++++ Materials provided ++++

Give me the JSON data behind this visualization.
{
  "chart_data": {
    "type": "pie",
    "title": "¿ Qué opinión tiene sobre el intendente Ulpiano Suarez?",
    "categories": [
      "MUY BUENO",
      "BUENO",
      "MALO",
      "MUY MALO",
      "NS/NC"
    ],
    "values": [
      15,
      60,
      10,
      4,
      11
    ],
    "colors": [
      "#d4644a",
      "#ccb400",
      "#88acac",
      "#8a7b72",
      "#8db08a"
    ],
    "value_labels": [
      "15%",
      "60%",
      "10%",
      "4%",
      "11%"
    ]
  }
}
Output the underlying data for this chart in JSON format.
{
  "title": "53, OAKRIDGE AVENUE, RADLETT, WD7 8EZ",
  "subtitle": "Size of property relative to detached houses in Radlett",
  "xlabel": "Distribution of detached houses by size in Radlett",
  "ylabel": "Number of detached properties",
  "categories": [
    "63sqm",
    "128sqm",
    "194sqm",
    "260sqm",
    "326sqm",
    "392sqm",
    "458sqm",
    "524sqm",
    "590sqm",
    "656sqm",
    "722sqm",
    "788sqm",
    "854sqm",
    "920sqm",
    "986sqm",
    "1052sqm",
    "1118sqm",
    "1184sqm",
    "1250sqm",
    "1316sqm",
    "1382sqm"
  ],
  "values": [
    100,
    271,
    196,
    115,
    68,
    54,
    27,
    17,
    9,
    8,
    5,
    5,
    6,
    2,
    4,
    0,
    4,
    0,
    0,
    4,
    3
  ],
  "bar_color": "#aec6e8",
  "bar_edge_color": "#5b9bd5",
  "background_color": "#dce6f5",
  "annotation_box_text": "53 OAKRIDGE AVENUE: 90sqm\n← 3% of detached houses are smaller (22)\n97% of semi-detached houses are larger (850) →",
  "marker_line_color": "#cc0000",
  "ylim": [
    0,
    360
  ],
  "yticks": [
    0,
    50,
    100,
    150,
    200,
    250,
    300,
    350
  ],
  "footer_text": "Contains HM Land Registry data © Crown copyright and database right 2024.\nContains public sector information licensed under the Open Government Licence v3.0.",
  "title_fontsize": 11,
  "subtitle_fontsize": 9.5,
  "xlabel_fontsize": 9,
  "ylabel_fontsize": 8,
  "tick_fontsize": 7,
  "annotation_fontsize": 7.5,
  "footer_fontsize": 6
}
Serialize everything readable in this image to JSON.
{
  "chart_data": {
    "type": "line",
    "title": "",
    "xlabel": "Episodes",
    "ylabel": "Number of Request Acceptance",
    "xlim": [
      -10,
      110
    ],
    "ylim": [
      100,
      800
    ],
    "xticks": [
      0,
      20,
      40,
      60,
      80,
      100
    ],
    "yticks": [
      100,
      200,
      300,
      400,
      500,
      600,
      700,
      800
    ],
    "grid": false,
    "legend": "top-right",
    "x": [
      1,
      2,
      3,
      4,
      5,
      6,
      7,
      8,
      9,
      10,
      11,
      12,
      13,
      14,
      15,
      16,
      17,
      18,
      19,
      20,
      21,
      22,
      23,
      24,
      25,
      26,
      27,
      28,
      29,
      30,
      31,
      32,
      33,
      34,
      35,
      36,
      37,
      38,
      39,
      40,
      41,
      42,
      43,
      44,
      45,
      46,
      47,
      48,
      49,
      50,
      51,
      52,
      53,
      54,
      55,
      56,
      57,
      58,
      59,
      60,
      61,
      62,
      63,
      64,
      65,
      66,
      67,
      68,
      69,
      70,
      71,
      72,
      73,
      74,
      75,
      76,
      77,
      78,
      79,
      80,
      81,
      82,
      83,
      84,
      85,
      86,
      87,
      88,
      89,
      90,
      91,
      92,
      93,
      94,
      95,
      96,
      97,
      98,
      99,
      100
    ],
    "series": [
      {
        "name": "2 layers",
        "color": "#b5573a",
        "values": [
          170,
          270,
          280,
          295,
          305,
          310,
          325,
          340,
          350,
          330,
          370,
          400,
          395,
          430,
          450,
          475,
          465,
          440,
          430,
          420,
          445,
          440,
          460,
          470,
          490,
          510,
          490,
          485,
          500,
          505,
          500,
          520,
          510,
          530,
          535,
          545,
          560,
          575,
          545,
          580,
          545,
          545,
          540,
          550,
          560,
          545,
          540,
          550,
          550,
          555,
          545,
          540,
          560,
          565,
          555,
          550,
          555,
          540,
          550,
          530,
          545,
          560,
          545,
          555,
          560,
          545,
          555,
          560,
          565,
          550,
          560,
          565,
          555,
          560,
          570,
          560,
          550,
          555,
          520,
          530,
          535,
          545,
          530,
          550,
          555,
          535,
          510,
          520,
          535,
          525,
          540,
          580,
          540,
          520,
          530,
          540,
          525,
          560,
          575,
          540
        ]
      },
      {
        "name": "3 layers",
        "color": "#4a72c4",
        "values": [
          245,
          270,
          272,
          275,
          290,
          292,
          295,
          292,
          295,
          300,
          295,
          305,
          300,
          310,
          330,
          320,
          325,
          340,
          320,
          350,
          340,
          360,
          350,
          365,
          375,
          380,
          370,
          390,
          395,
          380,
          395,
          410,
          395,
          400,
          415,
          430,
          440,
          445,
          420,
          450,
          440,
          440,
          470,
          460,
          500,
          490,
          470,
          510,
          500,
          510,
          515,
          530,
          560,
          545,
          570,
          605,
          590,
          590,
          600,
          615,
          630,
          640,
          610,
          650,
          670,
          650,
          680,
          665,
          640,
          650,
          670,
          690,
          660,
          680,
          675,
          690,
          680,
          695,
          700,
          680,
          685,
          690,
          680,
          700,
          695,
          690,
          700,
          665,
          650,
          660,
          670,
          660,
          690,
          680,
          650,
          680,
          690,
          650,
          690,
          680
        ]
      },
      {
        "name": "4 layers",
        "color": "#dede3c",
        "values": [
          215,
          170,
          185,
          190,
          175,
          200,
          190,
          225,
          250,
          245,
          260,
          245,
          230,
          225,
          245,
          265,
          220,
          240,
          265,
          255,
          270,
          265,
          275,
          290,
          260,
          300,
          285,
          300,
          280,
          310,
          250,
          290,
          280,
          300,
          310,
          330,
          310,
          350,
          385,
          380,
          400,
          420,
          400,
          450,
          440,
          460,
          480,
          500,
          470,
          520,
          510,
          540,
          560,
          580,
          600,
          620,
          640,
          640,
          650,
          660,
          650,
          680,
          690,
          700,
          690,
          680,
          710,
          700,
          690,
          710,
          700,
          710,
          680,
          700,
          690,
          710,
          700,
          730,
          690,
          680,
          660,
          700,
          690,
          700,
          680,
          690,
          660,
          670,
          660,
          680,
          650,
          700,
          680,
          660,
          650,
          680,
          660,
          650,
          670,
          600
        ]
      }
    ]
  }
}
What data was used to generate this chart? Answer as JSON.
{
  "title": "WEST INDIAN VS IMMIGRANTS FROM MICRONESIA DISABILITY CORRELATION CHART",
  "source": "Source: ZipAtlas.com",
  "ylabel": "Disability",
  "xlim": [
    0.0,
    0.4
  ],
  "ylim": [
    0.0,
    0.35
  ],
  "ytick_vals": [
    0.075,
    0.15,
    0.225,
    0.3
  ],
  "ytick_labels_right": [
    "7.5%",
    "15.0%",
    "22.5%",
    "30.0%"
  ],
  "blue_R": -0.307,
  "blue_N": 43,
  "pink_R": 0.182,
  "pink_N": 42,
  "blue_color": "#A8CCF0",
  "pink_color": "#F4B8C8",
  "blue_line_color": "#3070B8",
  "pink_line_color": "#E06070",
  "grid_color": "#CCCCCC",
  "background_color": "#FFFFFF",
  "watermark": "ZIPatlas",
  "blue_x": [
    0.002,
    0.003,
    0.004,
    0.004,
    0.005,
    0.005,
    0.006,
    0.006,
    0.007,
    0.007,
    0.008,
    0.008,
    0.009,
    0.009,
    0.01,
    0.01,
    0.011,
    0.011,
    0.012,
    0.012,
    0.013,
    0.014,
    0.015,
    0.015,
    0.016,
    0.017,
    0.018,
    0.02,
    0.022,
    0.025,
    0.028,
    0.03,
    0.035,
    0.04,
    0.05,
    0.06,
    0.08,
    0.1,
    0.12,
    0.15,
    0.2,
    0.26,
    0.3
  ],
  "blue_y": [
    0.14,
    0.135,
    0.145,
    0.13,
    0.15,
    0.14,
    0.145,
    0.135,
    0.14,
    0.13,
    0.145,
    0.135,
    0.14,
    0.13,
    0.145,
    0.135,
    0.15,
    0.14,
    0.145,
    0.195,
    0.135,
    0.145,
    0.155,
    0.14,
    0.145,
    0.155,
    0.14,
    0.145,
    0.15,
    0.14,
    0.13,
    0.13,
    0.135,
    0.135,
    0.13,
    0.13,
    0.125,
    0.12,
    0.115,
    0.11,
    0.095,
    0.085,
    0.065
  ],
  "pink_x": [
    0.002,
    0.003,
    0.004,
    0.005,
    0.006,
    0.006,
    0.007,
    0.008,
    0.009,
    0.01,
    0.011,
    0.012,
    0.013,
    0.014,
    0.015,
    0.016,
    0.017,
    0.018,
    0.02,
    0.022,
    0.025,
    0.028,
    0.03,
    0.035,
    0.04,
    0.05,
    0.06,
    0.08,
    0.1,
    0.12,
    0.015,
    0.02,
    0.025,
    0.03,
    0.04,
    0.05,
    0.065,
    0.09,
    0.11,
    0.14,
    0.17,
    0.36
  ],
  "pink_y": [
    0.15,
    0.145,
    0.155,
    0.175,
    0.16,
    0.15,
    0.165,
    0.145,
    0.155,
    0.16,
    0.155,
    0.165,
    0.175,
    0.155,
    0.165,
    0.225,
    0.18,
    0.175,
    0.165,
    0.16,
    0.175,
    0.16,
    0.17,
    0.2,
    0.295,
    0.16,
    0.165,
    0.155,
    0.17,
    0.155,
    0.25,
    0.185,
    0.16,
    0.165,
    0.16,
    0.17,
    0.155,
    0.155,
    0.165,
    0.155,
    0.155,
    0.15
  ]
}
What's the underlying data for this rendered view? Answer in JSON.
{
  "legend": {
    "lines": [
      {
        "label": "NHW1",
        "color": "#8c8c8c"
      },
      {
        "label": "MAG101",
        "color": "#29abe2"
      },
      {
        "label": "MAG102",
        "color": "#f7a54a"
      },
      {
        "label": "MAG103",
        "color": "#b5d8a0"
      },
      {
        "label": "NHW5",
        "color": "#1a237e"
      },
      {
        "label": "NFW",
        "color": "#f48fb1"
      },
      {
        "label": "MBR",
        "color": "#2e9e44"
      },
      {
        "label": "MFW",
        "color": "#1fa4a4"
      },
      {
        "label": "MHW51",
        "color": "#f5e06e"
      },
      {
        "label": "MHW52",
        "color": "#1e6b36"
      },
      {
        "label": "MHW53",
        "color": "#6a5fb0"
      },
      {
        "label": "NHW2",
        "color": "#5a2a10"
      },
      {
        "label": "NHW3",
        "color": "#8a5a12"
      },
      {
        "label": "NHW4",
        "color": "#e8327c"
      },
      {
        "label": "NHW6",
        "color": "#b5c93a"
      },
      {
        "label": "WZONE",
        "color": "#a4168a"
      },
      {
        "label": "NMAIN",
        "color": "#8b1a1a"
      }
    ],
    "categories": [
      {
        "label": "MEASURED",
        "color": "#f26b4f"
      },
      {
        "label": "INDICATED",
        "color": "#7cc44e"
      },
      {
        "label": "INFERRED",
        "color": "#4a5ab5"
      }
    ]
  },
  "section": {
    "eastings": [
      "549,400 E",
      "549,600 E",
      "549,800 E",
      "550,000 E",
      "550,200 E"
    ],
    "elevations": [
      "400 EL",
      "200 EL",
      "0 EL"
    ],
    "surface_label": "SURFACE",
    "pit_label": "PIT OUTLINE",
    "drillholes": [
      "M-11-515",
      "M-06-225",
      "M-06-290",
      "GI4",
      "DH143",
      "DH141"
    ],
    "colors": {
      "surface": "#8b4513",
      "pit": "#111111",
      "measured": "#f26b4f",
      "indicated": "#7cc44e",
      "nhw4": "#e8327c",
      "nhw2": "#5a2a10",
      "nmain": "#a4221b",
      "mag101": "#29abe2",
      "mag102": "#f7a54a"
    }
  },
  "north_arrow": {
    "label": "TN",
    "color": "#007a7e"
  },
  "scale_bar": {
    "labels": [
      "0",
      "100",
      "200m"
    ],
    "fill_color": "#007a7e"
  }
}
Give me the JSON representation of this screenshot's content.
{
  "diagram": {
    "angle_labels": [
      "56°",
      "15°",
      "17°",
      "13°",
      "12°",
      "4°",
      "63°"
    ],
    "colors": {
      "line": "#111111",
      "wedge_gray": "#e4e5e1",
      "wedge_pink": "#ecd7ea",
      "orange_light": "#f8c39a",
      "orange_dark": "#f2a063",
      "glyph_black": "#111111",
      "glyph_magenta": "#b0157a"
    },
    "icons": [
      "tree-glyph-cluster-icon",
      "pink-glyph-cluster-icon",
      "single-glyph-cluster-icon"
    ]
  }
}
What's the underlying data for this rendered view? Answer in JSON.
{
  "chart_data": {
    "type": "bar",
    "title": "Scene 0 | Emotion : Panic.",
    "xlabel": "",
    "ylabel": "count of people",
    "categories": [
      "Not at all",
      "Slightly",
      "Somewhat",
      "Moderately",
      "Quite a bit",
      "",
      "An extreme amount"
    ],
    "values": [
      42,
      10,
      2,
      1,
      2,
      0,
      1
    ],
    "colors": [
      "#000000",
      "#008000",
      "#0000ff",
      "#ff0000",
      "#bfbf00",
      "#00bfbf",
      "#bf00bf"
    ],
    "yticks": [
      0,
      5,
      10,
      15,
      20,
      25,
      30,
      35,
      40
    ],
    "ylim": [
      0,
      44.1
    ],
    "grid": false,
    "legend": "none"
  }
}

++++

» Stated task:
List each line holding the string "layers".

» Exercise output:
        "name": "2 layers",
        "name": "3 layers",
        "name": "4 layers",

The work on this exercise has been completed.